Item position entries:
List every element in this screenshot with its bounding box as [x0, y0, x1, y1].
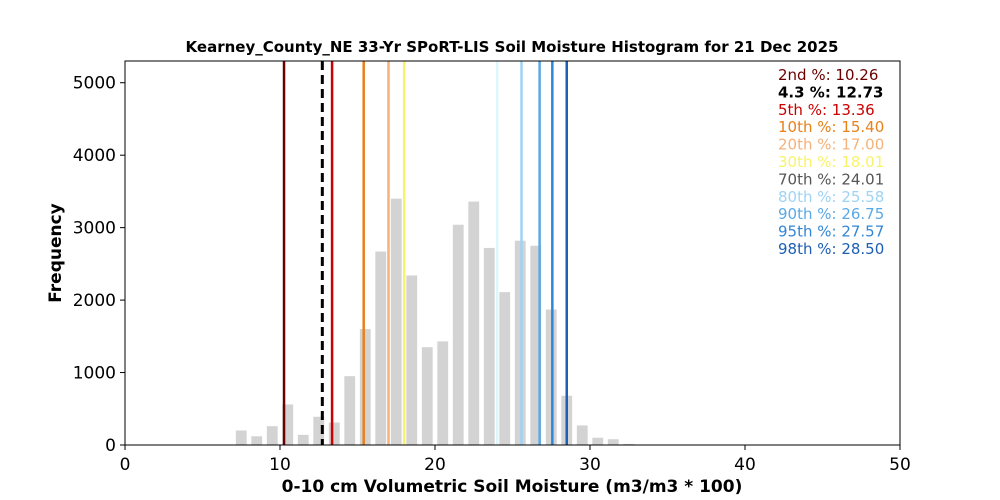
- histogram-bar-10: [390, 198, 402, 445]
- histogram-bar-11: [406, 275, 418, 445]
- y-tick-label-2: 2000: [73, 291, 116, 311]
- histogram-bar-12: [421, 347, 433, 445]
- histogram-bar-24: [607, 439, 619, 445]
- histogram-bar-5: [313, 416, 325, 445]
- legend-entry-1: 4.3 %: 12.73: [778, 83, 884, 101]
- histogram-bar-8: [359, 329, 371, 445]
- histogram-bar-15: [468, 201, 480, 445]
- histogram-bar-0: [235, 430, 247, 445]
- histogram-bar-3: [282, 404, 294, 445]
- x-tick-label-5: 50: [889, 455, 911, 475]
- legend-entry-7: 80th %: 25.58: [778, 188, 884, 206]
- histogram-bar-23: [592, 437, 604, 445]
- percentile-lines: [282, 61, 568, 445]
- y-tick-label-1: 1000: [73, 364, 116, 384]
- x-tick-label-2: 20: [424, 455, 446, 475]
- histogram-bar-9: [375, 251, 387, 445]
- histogram-bar-19: [530, 245, 542, 445]
- y-tick-label-5: 5000: [73, 74, 116, 94]
- histogram-bar-1: [251, 436, 263, 445]
- legend-entry-3: 10th %: 15.40: [778, 118, 884, 136]
- y-tick-label-4: 4000: [73, 146, 116, 166]
- histogram-bar-22: [576, 425, 588, 445]
- histogram-bar-25: [623, 443, 635, 445]
- y-tick-label-3: 3000: [73, 219, 116, 239]
- histogram-bar-6: [328, 422, 340, 445]
- legend-entry-10: 98th %: 28.50: [778, 240, 884, 258]
- legend-entry-6: 70th %: 24.01: [778, 170, 884, 188]
- y-axis-label: Frequency: [46, 203, 66, 303]
- legend-entry-2: 5th %: 13.36: [778, 101, 875, 119]
- histogram-bar-17: [499, 292, 511, 445]
- legend-entry-0: 2nd %: 10.26: [778, 66, 878, 84]
- histogram-bar-7: [344, 376, 356, 445]
- legend-entry-8: 90th %: 26.75: [778, 205, 884, 223]
- y-tick-label-0: 0: [105, 436, 116, 456]
- histogram-bar-4: [297, 434, 309, 445]
- plot-frame: [124, 60, 901, 446]
- x-tick-label-3: 30: [579, 455, 601, 475]
- histogram-bar-14: [452, 224, 464, 445]
- x-tick-label-1: 10: [269, 455, 291, 475]
- x-axis-label: 0-10 cm Volumetric Soil Moisture (m3/m3 …: [282, 477, 743, 497]
- histogram-bar-13: [437, 341, 449, 445]
- x-tick-label-0: 0: [120, 455, 131, 475]
- x-axis-ticks: 0 10 20 30 40 50: [120, 445, 911, 475]
- y-axis-ticks: 0 1000 2000 3000 4000 5000: [73, 74, 125, 456]
- legend-entry-5: 30th %: 18.01: [778, 153, 884, 171]
- legend-entry-4: 20th %: 17.00: [778, 136, 884, 154]
- x-tick-label-4: 40: [734, 455, 756, 475]
- chart-title: Kearney_County_NE 33-Yr SPoRT-LIS Soil M…: [186, 38, 839, 56]
- legend-entry-9: 95th %: 27.57: [778, 223, 884, 241]
- histogram-bar-2: [266, 426, 278, 445]
- histogram-bars: [235, 198, 635, 445]
- histogram-bar-16: [483, 247, 495, 445]
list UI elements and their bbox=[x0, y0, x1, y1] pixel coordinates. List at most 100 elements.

EXERCISE DETAILS: Reproduce all of the lines above verbatim, omitting the picture from your answer.

FINAL RESULT:
List every element in this screenshot with its bounding box as [x0, y0, x1, y1].
- histogram-bar-10: [390, 198, 402, 445]
- histogram-bar-11: [406, 275, 418, 445]
- y-tick-label-2: 2000: [73, 291, 116, 311]
- histogram-bar-12: [421, 347, 433, 445]
- histogram-bar-24: [607, 439, 619, 445]
- histogram-bar-5: [313, 416, 325, 445]
- legend-entry-1: 4.3 %: 12.73: [778, 83, 884, 101]
- histogram-bar-8: [359, 329, 371, 445]
- histogram-bar-15: [468, 201, 480, 445]
- histogram-bar-0: [235, 430, 247, 445]
- histogram-bar-3: [282, 404, 294, 445]
- x-tick-label-5: 50: [889, 455, 911, 475]
- legend-entry-7: 80th %: 25.58: [778, 188, 884, 206]
- histogram-bar-23: [592, 437, 604, 445]
- percentile-lines: [282, 61, 568, 445]
- y-tick-label-1: 1000: [73, 364, 116, 384]
- x-tick-label-2: 20: [424, 455, 446, 475]
- histogram-bar-9: [375, 251, 387, 445]
- histogram-bar-19: [530, 245, 542, 445]
- y-tick-label-5: 5000: [73, 74, 116, 94]
- histogram-bar-1: [251, 436, 263, 445]
- legend-entry-3: 10th %: 15.40: [778, 118, 884, 136]
- y-tick-label-4: 4000: [73, 146, 116, 166]
- histogram-bar-22: [576, 425, 588, 445]
- histogram-bar-25: [623, 443, 635, 445]
- y-tick-label-3: 3000: [73, 219, 116, 239]
- histogram-bar-6: [328, 422, 340, 445]
- legend-entry-10: 98th %: 28.50: [778, 240, 884, 258]
- legend-entry-6: 70th %: 24.01: [778, 170, 884, 188]
- y-axis-label: Frequency: [46, 203, 66, 303]
- legend-entry-2: 5th %: 13.36: [778, 101, 875, 119]
- histogram-bar-17: [499, 292, 511, 445]
- legend-entry-0: 2nd %: 10.26: [778, 66, 878, 84]
- histogram-bar-7: [344, 376, 356, 445]
- legend-entry-8: 90th %: 26.75: [778, 205, 884, 223]
- y-tick-label-0: 0: [105, 436, 116, 456]
- histogram-bar-4: [297, 434, 309, 445]
- plot-frame: [124, 60, 901, 446]
- x-tick-label-3: 30: [579, 455, 601, 475]
- histogram-bar-14: [452, 224, 464, 445]
- x-tick-label-1: 10: [269, 455, 291, 475]
- x-axis-label: 0-10 cm Volumetric Soil Moisture (m3/m3 …: [282, 477, 743, 497]
- histogram-bar-13: [437, 341, 449, 445]
- x-tick-label-0: 0: [120, 455, 131, 475]
- x-axis-ticks: 0 10 20 30 40 50: [120, 445, 911, 475]
- y-axis-ticks: 0 1000 2000 3000 4000 5000: [73, 74, 125, 456]
- legend-entry-5: 30th %: 18.01: [778, 153, 884, 171]
- legend-entry-4: 20th %: 17.00: [778, 136, 884, 154]
- x-tick-label-4: 40: [734, 455, 756, 475]
- chart-title: Kearney_County_NE 33-Yr SPoRT-LIS Soil M…: [186, 38, 839, 56]
- legend-entry-9: 95th %: 27.57: [778, 223, 884, 241]
- histogram-bar-2: [266, 426, 278, 445]
- histogram-bars: [235, 198, 635, 445]
- histogram-bar-16: [483, 247, 495, 445]
list UI elements and their bbox=[x0, y0, x1, y1] pixel coordinates. List at most 100 elements.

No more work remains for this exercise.